From the listing below, pull out all lines with "artículos" in them.

╭─ Records to process

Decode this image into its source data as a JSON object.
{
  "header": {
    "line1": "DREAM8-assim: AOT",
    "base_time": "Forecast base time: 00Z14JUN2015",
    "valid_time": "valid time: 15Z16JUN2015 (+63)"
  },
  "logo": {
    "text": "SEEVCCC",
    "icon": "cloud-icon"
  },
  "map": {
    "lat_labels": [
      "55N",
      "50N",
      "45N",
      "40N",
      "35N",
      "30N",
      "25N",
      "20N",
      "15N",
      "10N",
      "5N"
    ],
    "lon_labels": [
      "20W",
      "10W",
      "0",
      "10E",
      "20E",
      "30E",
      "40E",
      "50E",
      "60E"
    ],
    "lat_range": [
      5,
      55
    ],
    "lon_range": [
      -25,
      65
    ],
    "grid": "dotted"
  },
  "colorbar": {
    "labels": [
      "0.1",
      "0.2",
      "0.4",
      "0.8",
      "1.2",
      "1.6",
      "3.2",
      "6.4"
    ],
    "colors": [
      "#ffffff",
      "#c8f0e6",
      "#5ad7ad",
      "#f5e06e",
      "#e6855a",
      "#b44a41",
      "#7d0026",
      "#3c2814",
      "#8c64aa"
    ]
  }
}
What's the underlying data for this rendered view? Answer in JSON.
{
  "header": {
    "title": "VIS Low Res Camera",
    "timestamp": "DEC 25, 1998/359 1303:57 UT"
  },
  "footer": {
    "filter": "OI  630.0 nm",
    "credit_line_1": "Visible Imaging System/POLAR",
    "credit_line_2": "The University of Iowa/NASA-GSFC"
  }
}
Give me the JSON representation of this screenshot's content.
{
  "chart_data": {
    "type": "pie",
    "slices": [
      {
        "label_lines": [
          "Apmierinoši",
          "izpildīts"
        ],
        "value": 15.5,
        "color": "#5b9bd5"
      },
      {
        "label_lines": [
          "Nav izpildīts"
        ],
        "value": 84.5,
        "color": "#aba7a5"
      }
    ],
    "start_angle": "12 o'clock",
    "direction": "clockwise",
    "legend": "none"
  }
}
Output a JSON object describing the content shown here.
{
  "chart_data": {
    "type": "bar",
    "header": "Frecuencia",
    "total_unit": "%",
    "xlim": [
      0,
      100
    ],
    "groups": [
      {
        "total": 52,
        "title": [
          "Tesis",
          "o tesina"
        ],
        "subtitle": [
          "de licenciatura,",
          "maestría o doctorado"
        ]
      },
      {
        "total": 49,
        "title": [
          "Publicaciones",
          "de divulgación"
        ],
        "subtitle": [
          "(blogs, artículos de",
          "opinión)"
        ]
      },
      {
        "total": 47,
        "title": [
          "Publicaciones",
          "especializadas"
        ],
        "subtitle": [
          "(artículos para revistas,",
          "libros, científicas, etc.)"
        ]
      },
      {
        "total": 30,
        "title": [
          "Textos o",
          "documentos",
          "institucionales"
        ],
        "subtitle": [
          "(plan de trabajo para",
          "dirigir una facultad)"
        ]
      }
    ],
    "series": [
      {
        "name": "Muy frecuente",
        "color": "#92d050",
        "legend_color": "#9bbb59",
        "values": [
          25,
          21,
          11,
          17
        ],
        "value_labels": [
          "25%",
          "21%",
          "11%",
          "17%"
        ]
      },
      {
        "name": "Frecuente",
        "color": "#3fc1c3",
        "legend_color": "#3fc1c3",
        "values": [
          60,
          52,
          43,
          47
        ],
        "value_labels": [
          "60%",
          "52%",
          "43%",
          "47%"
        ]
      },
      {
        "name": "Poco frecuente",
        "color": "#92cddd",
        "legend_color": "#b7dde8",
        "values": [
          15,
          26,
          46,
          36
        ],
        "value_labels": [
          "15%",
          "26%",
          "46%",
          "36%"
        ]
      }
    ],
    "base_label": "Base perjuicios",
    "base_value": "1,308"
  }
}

╰─

#### Exercise response:
          "(blogs, artículos de",
          "(artículos para revistas,",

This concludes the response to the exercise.